PROMPT
Only lines holding the string "title" are wanted; copy each one from the material.

[Stored data]
* * * *

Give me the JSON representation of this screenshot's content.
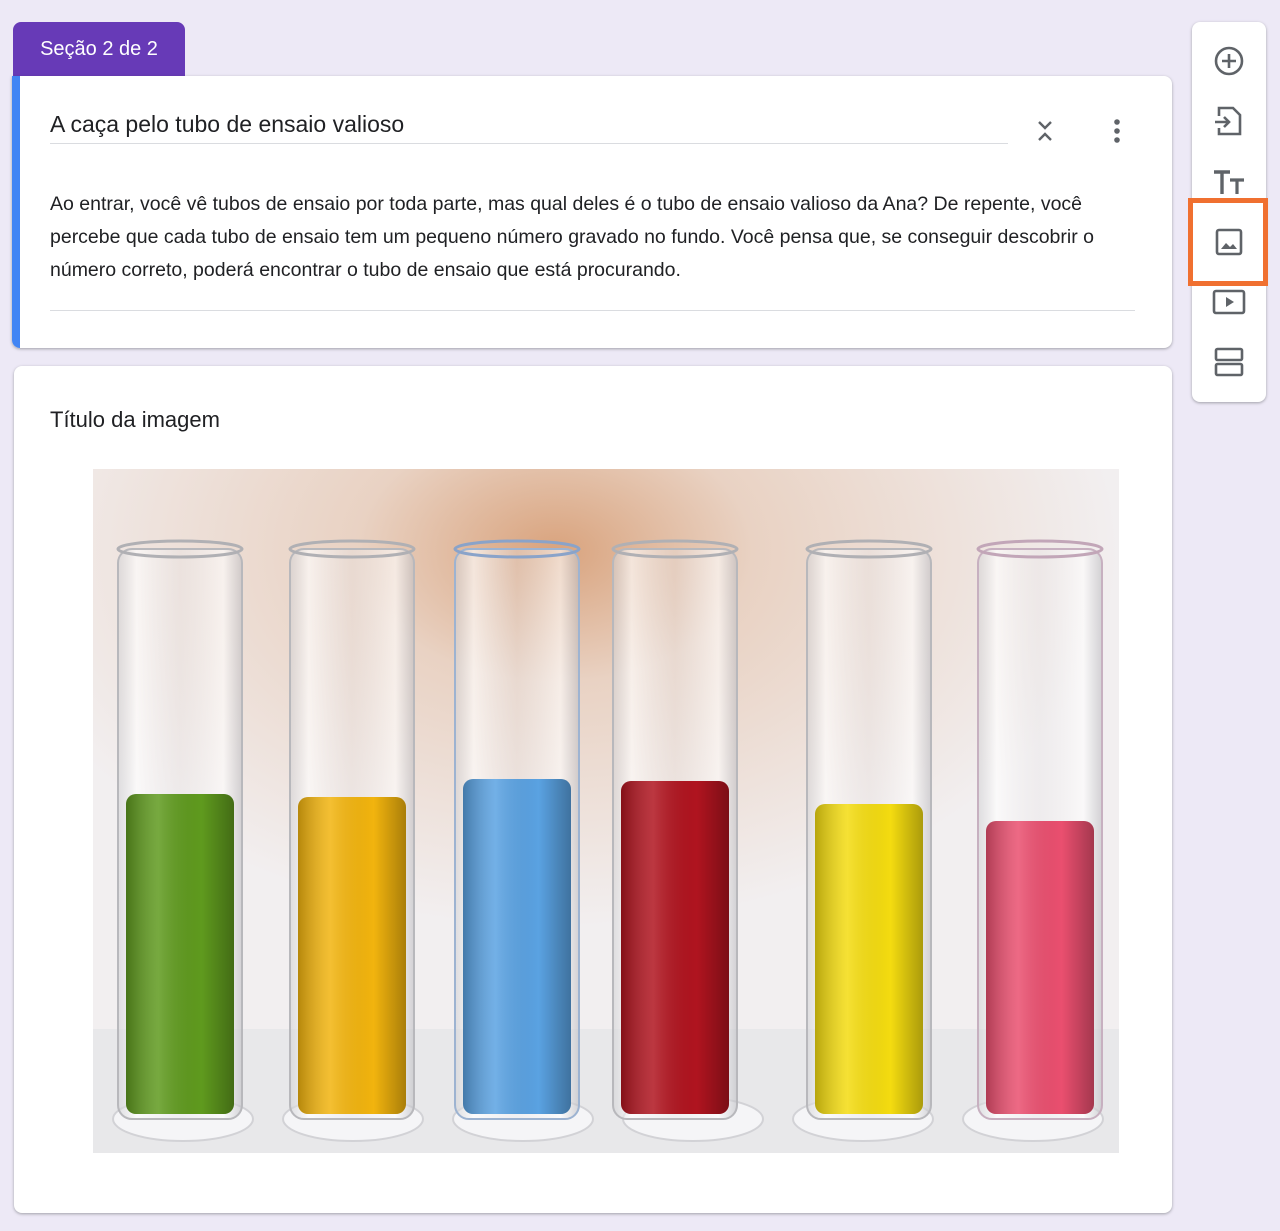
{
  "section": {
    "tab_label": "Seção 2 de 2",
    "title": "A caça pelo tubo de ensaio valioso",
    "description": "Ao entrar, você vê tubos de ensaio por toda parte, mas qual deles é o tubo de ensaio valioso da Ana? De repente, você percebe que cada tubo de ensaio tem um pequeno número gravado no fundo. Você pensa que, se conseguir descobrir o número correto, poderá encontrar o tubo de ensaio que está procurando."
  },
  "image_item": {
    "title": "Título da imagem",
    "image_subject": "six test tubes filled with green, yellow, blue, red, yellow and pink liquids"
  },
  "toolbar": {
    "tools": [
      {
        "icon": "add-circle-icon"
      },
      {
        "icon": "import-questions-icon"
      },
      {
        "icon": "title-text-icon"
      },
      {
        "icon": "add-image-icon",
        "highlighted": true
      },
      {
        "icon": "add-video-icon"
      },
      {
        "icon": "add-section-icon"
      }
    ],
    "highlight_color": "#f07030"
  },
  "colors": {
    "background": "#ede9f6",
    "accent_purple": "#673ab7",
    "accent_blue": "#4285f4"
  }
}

* * * *

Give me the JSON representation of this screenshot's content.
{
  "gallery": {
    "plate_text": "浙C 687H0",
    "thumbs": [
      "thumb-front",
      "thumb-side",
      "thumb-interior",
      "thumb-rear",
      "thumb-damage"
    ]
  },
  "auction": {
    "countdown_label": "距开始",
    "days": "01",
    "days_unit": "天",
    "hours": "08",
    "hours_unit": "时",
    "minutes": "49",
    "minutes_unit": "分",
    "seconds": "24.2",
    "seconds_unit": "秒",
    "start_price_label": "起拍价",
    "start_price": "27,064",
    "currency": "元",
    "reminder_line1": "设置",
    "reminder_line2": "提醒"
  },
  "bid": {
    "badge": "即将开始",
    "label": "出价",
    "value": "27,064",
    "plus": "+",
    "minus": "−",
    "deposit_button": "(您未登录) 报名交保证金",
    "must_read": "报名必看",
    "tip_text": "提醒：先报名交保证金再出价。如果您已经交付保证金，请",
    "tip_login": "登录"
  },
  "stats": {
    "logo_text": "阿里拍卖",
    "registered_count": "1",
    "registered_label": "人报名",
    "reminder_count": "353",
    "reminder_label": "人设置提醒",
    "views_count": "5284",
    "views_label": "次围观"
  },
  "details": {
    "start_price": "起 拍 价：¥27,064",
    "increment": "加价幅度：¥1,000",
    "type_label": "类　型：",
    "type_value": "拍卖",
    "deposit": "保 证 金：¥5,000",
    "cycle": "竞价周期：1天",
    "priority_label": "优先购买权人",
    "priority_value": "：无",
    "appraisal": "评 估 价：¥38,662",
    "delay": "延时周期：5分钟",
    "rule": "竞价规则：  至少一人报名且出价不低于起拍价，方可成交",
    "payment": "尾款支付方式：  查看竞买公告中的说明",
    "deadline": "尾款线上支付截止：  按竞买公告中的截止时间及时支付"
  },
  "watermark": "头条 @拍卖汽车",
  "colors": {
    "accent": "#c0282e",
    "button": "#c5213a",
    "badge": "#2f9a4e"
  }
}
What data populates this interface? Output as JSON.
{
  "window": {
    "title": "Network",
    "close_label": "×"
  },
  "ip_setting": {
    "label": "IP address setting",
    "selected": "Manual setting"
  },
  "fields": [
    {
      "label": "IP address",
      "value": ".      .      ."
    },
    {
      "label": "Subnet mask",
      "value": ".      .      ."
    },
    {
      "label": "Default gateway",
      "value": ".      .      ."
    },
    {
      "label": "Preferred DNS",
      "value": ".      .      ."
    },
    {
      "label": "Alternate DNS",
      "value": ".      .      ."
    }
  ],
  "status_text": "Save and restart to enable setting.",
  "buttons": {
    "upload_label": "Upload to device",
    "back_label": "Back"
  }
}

* * * *

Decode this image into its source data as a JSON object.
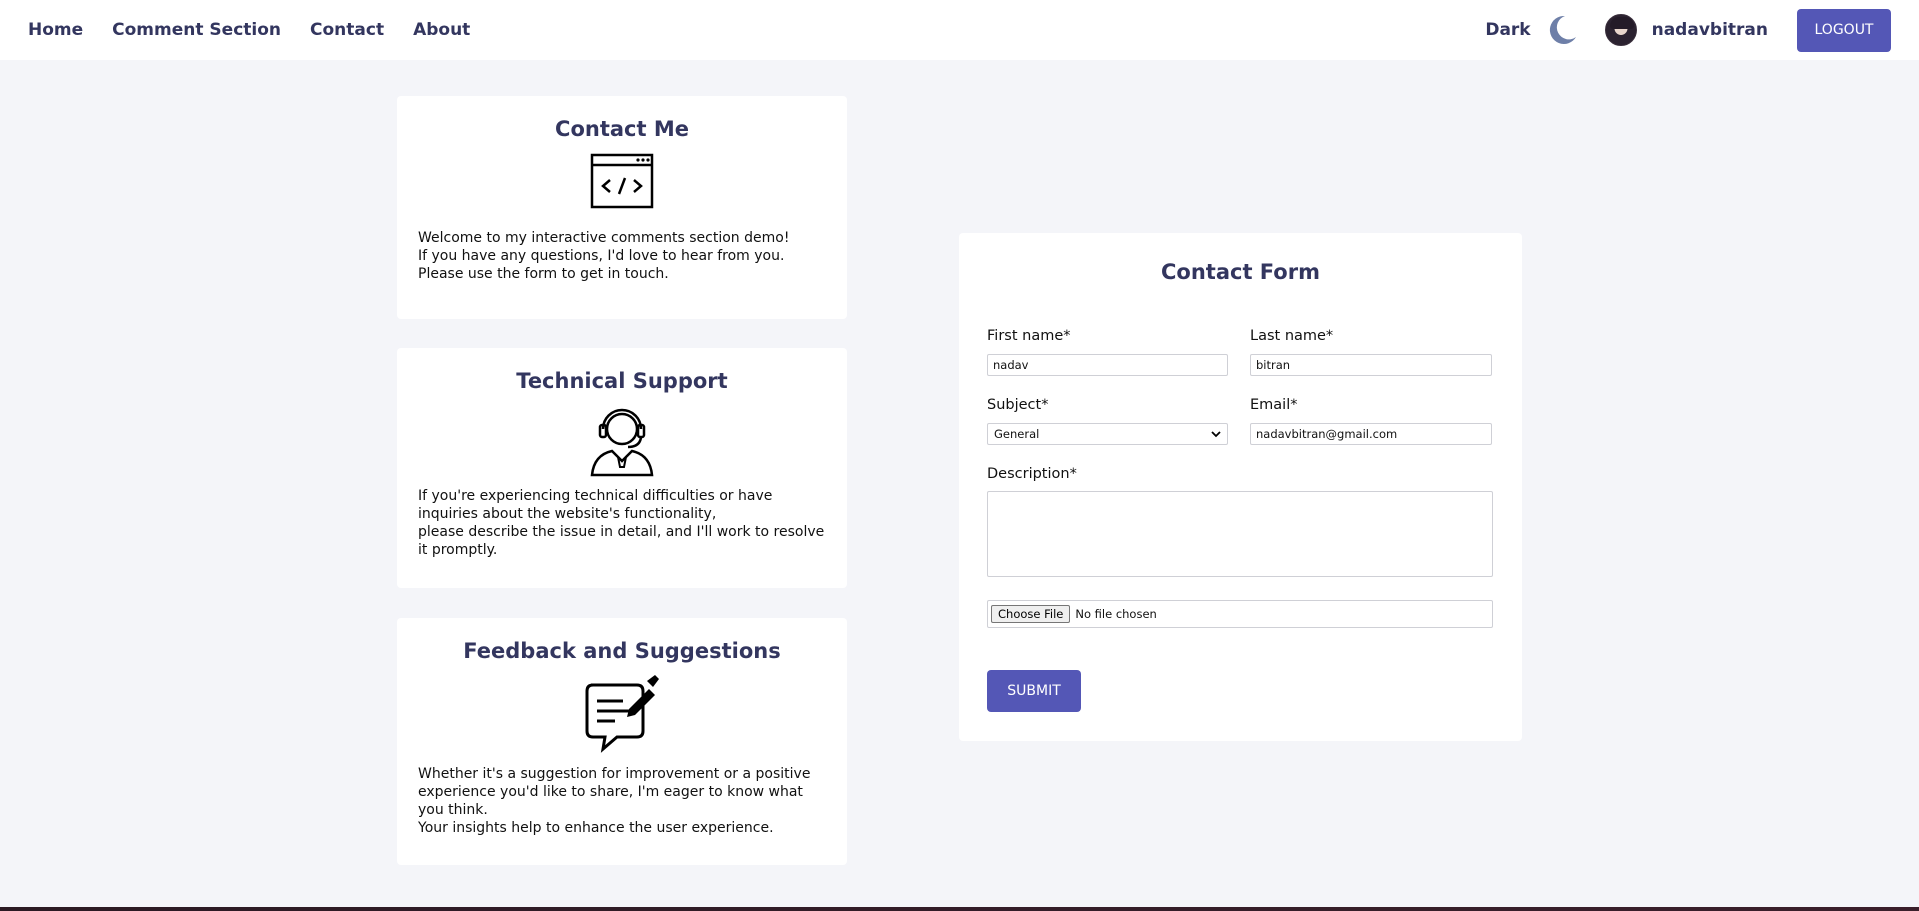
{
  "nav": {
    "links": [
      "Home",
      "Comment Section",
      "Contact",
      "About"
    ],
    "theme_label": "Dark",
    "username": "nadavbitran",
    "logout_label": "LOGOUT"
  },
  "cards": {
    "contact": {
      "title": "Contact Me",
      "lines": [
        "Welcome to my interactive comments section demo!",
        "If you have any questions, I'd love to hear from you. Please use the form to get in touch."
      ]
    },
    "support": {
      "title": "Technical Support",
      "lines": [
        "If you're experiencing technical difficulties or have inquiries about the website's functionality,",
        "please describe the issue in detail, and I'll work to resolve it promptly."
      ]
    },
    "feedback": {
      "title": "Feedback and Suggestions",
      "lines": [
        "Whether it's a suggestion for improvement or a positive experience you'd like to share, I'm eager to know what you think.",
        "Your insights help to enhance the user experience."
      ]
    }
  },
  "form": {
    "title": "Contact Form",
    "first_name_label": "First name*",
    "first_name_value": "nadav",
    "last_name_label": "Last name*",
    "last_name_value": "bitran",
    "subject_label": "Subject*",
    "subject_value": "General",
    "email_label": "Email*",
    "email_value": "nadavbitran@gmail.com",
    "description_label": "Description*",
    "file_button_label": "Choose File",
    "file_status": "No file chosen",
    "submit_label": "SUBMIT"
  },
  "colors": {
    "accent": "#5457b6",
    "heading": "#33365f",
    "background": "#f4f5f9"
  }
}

* * * *

WRITTEN ANSWER
    "title": "A caça pelo tubo de ensaio valioso",
    "title": "Título da imagem",
        "icon": "title-text-icon"
    "title": "Network",
      "title": "Contact Me",
      "title": "Technical Support",
      "title": "Feedback and Suggestions",
    "title": "Contact Form",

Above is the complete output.